### INPUT

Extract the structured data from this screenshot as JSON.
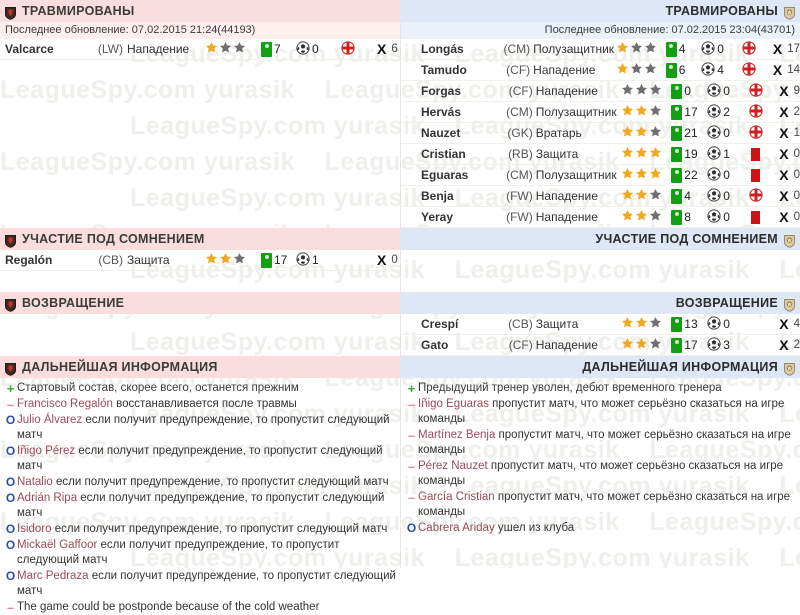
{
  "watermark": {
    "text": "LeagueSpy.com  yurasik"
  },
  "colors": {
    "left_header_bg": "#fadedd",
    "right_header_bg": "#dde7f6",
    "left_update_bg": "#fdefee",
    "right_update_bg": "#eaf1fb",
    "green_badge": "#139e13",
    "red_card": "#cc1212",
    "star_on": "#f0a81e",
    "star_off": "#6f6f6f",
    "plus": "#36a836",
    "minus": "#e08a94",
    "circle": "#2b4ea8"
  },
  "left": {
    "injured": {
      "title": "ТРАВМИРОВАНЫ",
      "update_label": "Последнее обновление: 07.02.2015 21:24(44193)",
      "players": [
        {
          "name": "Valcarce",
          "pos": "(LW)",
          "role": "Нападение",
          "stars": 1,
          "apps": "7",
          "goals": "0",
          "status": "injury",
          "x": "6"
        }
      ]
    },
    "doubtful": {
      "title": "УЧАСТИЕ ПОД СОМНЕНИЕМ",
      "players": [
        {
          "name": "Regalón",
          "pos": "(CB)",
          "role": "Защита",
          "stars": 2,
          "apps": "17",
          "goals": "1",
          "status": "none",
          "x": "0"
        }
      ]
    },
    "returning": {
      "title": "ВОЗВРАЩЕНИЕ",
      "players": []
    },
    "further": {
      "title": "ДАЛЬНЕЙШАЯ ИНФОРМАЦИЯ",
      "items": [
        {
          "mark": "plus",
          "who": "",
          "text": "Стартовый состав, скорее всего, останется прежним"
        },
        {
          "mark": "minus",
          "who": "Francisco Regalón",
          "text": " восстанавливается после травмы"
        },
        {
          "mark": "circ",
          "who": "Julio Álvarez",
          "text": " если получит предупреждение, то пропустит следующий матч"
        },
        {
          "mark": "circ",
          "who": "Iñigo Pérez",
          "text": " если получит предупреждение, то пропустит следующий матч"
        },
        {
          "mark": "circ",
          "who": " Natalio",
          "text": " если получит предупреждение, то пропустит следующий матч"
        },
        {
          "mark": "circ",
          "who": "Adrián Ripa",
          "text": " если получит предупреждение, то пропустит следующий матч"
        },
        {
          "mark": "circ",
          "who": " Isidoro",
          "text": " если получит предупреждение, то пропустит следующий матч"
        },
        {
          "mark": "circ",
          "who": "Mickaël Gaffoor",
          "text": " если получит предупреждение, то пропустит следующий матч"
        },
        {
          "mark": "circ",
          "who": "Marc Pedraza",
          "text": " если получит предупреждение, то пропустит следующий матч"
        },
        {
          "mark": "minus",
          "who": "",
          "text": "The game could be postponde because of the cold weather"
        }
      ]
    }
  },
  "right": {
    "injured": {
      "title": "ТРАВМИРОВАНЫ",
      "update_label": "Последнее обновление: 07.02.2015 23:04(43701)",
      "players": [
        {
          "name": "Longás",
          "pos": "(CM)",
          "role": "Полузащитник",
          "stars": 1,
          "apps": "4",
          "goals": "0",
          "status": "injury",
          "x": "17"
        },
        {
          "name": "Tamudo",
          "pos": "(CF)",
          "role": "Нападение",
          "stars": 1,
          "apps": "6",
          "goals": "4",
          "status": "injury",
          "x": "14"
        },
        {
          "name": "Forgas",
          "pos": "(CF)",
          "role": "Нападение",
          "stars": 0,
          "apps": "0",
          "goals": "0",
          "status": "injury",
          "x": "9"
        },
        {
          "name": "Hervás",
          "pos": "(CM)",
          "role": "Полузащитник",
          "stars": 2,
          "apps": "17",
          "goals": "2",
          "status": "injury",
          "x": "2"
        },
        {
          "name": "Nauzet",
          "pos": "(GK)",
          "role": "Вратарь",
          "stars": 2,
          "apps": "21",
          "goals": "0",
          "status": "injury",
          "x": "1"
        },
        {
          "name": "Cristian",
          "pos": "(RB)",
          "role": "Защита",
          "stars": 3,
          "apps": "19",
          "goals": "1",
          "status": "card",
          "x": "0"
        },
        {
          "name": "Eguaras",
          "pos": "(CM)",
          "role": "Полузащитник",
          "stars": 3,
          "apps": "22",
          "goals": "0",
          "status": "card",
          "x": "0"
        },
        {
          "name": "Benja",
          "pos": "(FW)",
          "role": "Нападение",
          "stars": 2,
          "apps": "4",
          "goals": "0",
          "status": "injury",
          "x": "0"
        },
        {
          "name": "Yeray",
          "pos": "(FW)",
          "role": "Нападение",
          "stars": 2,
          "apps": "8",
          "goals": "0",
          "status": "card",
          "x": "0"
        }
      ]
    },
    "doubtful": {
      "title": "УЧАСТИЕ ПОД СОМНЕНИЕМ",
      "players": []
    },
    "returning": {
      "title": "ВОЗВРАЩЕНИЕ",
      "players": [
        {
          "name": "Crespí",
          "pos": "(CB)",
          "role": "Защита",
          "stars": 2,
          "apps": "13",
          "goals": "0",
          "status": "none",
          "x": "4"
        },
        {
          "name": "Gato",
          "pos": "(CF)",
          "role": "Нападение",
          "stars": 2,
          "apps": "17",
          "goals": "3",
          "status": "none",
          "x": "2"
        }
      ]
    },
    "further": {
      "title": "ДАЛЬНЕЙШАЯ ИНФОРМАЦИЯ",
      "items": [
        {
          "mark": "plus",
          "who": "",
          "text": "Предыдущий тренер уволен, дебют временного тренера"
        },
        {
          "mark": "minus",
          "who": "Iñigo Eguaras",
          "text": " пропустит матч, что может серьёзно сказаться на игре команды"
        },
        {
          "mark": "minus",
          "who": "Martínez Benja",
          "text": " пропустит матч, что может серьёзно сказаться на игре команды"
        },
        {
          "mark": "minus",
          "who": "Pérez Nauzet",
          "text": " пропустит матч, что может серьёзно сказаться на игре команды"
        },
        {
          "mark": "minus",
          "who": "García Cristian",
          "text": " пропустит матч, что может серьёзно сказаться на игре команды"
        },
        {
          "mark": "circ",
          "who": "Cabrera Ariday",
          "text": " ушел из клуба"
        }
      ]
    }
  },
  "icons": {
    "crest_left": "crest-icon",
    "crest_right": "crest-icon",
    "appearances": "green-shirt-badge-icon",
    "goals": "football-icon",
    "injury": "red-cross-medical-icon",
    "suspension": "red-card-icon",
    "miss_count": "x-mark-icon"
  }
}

######
### INPUT

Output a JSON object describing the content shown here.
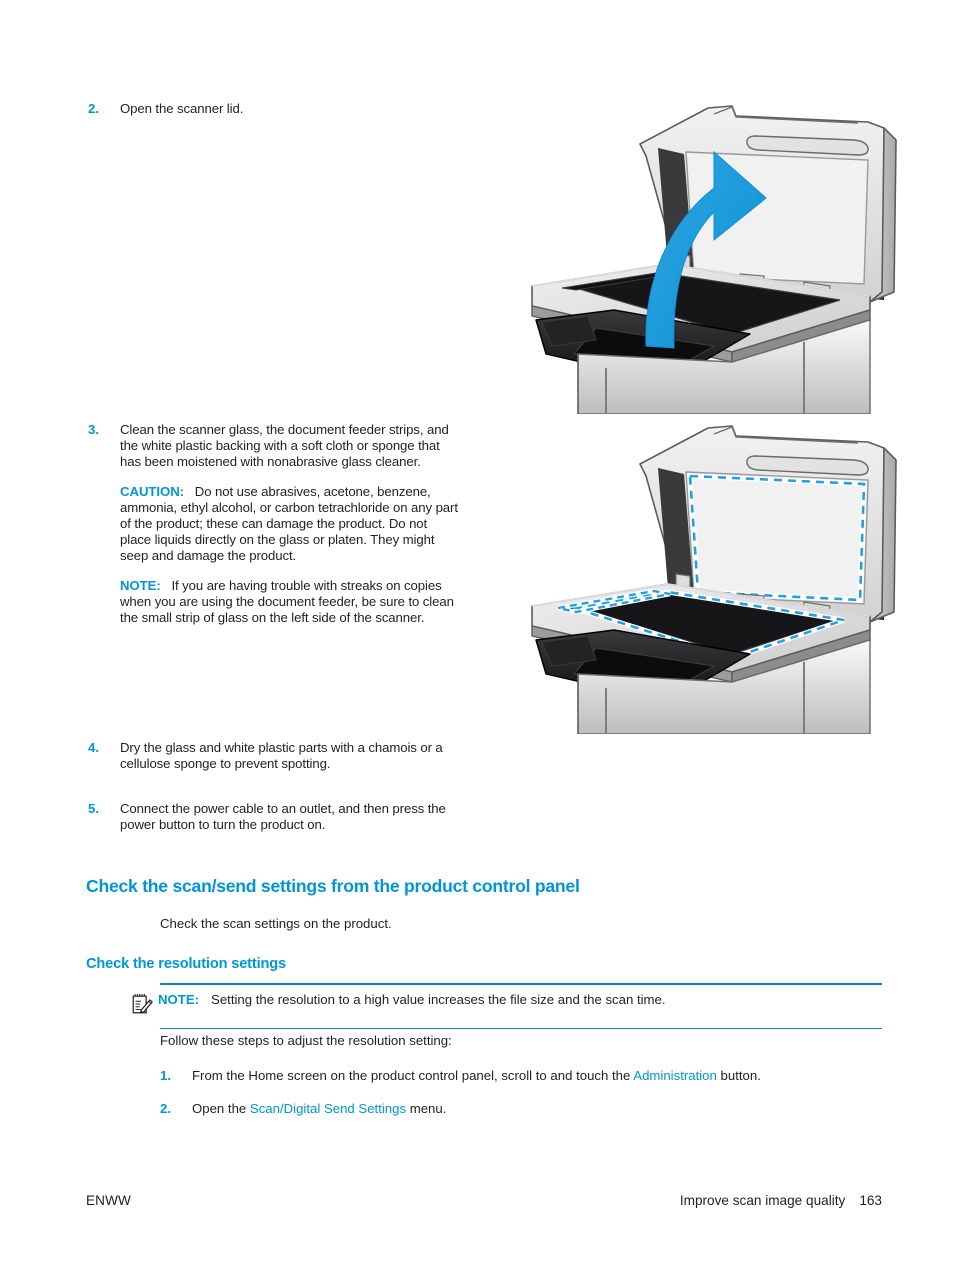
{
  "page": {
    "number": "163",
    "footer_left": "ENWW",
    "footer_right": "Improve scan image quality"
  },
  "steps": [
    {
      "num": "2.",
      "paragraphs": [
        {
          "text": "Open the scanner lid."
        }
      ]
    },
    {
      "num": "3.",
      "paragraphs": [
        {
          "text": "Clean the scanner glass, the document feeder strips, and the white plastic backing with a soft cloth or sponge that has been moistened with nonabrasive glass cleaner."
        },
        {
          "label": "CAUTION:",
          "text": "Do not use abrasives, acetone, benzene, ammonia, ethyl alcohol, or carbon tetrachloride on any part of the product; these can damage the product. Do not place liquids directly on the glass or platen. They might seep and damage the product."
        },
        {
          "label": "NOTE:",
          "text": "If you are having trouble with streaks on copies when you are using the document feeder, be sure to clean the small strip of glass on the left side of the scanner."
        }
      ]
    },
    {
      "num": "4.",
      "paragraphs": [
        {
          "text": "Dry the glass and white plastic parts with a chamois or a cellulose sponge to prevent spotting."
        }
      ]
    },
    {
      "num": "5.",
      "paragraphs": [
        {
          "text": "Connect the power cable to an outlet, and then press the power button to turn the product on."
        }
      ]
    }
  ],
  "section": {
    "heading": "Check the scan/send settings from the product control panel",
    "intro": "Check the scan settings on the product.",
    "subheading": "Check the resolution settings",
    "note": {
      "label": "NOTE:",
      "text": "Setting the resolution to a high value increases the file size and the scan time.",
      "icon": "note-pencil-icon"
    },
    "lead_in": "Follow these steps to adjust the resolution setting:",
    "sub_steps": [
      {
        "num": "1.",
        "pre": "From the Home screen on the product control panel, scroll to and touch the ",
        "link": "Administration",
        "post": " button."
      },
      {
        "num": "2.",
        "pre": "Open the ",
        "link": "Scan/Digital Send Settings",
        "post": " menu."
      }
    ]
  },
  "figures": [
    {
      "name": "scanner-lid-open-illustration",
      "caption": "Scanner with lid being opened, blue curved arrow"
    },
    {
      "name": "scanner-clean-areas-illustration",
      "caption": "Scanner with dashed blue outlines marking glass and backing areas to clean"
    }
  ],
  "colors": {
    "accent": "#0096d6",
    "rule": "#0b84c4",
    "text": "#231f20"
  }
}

######

PROBLEM
Copy, from the material, each line that holds the string "white".

THE ANSWER
          "text": "Clean the scanner glass, the document feeder strips, and the white plastic backing with a soft cloth or sponge that has been moistened with nonabrasive glass cleaner."
          "text": "Dry the glass and white plastic parts with a chamois or a cellulose sponge to prevent spotting."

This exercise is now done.